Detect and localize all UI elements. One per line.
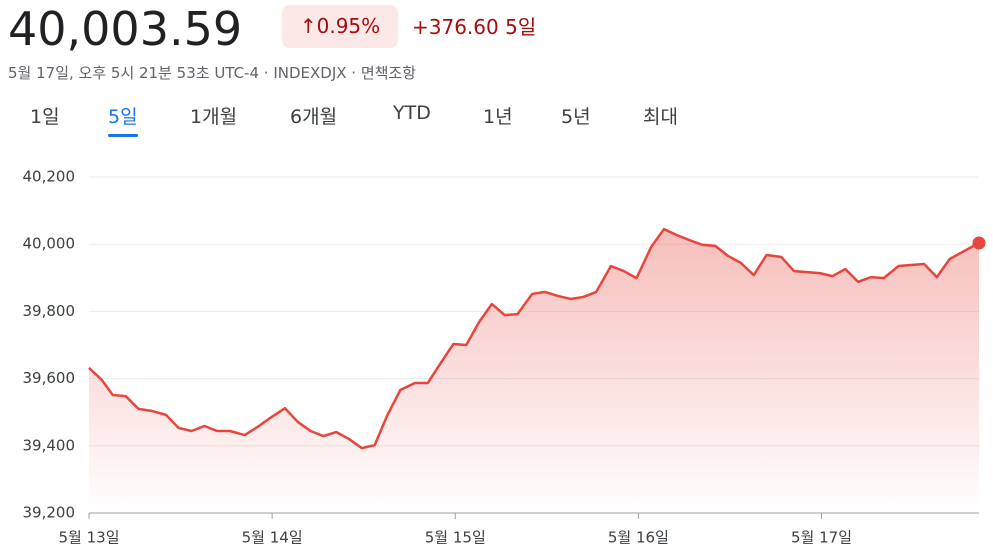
timestamp: 5월 17일, 오후 5시 21분 53초 UTC-4 · INDEXDJX ·… — [8, 64, 417, 82]
range-tab[interactable]: 1년 — [483, 106, 513, 128]
change-pct: 0.95% — [316, 14, 381, 38]
y-tick-label: 40,000 — [23, 235, 76, 253]
period: 5일 — [505, 15, 537, 39]
range-tab[interactable]: 6개월 — [290, 106, 338, 128]
range-tab[interactable]: 1일 — [30, 106, 60, 128]
price: 40,003.59 — [8, 2, 243, 56]
range-tab[interactable]: 5일 — [108, 102, 138, 137]
range-tab[interactable]: 1개월 — [190, 106, 238, 128]
change-value: +376.60 — [412, 15, 499, 39]
range-tab[interactable]: 최대 — [643, 106, 678, 128]
y-tick-label: 39,400 — [23, 436, 76, 454]
x-tick-label: 5월 17일 — [791, 529, 852, 547]
range-tab[interactable]: YTD — [393, 102, 431, 124]
y-tick-label: 39,800 — [23, 302, 76, 320]
x-tick-label: 5월 15일 — [425, 529, 486, 547]
range-tab[interactable]: 5년 — [561, 106, 591, 128]
y-tick-label: 40,200 — [23, 168, 76, 186]
y-tick-label: 39,600 — [23, 369, 76, 387]
change: +376.60 5일 — [412, 11, 536, 40]
price-line — [88, 227, 980, 450]
x-tick-label: 5월 16일 — [608, 529, 669, 547]
last-point — [972, 236, 986, 250]
x-tick-label: 5월 13일 — [59, 529, 120, 547]
area-fill — [89, 229, 979, 513]
arrow-icon: ↑ — [299, 14, 317, 38]
y-tick-label: 39,200 — [23, 504, 76, 522]
change-badge: ↑0.95% — [282, 5, 398, 48]
x-tick-label: 5월 14일 — [242, 529, 303, 547]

#####

* [What you have to do]: Extract the material starting with the line that contains "timestamp: 5월 17일, 오후" and going on through the line that contains "period: 5일 — [505, 15, 537, 39]", both included, and repeat those lines unchanged.

* [Solution]:
timestamp: 5월 17일, 오후 5시 21분 53초 UTC-4 · INDEXDJX ·… — [8, 64, 417, 82]
range-tab[interactable]: 1년 — [483, 106, 513, 128]
change-pct: 0.95% — [316, 14, 381, 38]
y-tick-label: 40,000 — [23, 235, 76, 253]
period: 5일 — [505, 15, 537, 39]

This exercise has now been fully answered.